The entries below should be given again exactly, minus their pictures.

--------------------------------

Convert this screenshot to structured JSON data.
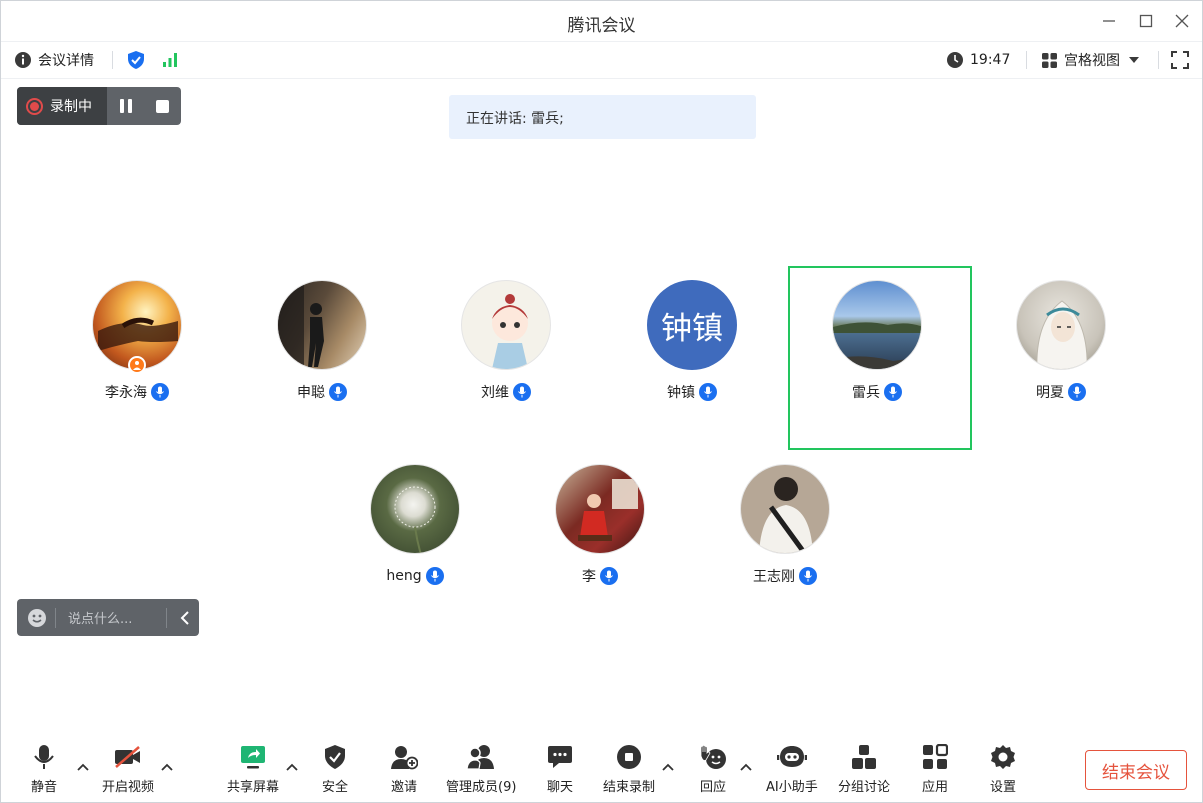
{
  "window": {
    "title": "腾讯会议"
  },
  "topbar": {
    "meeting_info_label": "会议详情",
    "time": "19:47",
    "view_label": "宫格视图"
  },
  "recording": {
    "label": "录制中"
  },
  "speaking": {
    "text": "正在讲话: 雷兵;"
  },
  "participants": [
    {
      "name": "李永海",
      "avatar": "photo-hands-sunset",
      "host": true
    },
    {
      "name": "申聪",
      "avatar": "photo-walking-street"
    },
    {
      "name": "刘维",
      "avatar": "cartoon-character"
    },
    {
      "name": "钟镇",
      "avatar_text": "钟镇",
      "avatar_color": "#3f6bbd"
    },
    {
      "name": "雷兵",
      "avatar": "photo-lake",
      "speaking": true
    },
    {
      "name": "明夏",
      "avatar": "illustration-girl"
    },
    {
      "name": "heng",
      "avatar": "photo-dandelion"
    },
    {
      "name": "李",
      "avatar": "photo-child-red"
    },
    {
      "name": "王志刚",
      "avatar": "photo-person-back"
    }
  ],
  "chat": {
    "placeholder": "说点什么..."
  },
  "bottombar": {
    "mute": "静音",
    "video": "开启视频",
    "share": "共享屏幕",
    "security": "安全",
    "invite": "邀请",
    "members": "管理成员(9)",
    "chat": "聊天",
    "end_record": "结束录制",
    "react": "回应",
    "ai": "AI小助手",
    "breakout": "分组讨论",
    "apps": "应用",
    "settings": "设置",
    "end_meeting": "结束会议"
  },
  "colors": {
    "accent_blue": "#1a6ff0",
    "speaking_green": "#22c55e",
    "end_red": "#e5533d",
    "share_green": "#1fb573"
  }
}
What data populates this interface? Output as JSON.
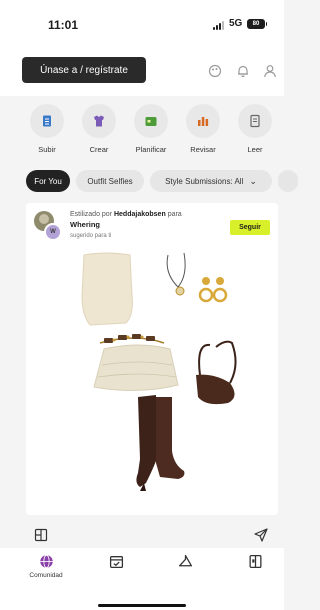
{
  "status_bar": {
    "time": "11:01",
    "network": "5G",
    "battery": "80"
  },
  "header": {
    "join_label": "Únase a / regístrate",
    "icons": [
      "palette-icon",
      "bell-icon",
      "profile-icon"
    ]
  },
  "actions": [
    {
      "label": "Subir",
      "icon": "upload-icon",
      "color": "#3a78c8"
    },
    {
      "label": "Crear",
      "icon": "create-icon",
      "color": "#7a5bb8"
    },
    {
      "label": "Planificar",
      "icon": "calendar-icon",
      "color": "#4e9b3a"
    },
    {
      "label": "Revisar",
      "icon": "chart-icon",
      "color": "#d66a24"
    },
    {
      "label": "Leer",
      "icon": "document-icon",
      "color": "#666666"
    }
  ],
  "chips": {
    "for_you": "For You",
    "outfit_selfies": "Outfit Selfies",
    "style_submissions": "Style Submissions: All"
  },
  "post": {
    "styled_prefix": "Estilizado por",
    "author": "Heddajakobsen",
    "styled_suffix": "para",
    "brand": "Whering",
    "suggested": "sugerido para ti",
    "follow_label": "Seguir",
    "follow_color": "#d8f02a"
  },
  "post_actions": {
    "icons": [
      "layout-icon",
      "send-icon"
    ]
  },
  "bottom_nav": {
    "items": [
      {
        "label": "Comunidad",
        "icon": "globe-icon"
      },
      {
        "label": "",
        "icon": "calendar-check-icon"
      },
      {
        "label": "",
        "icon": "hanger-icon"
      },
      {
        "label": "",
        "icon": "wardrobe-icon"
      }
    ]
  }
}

--------------------------------

Solution for this problem |
Convert this screenshot to structured JSON data.
{
  "window": {
    "title": "腾讯会议"
  },
  "topbar": {
    "meeting_info_label": "会议详情",
    "time": "19:47",
    "view_label": "宫格视图"
  },
  "recording": {
    "label": "录制中"
  },
  "speaking": {
    "text": "正在讲话: 雷兵;"
  },
  "participants": [
    {
      "name": "李永海",
      "avatar": "photo-hands-sunset",
      "host": true
    },
    {
      "name": "申聪",
      "avatar": "photo-walking-street"
    },
    {
      "name": "刘维",
      "avatar": "cartoon-character"
    },
    {
      "name": "钟镇",
      "avatar_text": "钟镇",
      "avatar_color": "#3f6bbd"
    },
    {
      "name": "雷兵",
      "avatar": "photo-lake",
      "speaking": true
    },
    {
      "name": "明夏",
      "avatar": "illustration-girl"
    },
    {
      "name": "heng",
      "avatar": "photo-dandelion"
    },
    {
      "name": "李",
      "avatar": "photo-child-red"
    },
    {
      "name": "王志刚",
      "avatar": "photo-person-back"
    }
  ],
  "chat": {
    "placeholder": "说点什么..."
  },
  "bottombar": {
    "mute": "静音",
    "video": "开启视频",
    "share": "共享屏幕",
    "security": "安全",
    "invite": "邀请",
    "members": "管理成员(9)",
    "chat": "聊天",
    "end_record": "结束录制",
    "react": "回应",
    "ai": "AI小助手",
    "breakout": "分组讨论",
    "apps": "应用",
    "settings": "设置",
    "end_meeting": "结束会议"
  },
  "colors": {
    "accent_blue": "#1a6ff0",
    "speaking_green": "#22c55e",
    "end_red": "#e5533d",
    "share_green": "#1fb573"
  }
}
What data populates this interface? Output as JSON.
{
  "status_bar": {
    "time": "11:01",
    "network": "5G",
    "battery": "80"
  },
  "header": {
    "join_label": "Únase a / regístrate",
    "icons": [
      "palette-icon",
      "bell-icon",
      "profile-icon"
    ]
  },
  "actions": [
    {
      "label": "Subir",
      "icon": "upload-icon",
      "color": "#3a78c8"
    },
    {
      "label": "Crear",
      "icon": "create-icon",
      "color": "#7a5bb8"
    },
    {
      "label": "Planificar",
      "icon": "calendar-icon",
      "color": "#4e9b3a"
    },
    {
      "label": "Revisar",
      "icon": "chart-icon",
      "color": "#d66a24"
    },
    {
      "label": "Leer",
      "icon": "document-icon",
      "color": "#666666"
    }
  ],
  "chips": {
    "for_you": "For You",
    "outfit_selfies": "Outfit Selfies",
    "style_submissions": "Style Submissions: All"
  },
  "post": {
    "styled_prefix": "Estilizado por",
    "author": "Heddajakobsen",
    "styled_suffix": "para",
    "brand": "Whering",
    "suggested": "sugerido para ti",
    "follow_label": "Seguir",
    "follow_color": "#d8f02a"
  },
  "post_actions": {
    "icons": [
      "layout-icon",
      "send-icon"
    ]
  },
  "bottom_nav": {
    "items": [
      {
        "label": "Comunidad",
        "icon": "globe-icon"
      },
      {
        "label": "",
        "icon": "calendar-check-icon"
      },
      {
        "label": "",
        "icon": "hanger-icon"
      },
      {
        "label": "",
        "icon": "wardrobe-icon"
      }
    ]
  }
}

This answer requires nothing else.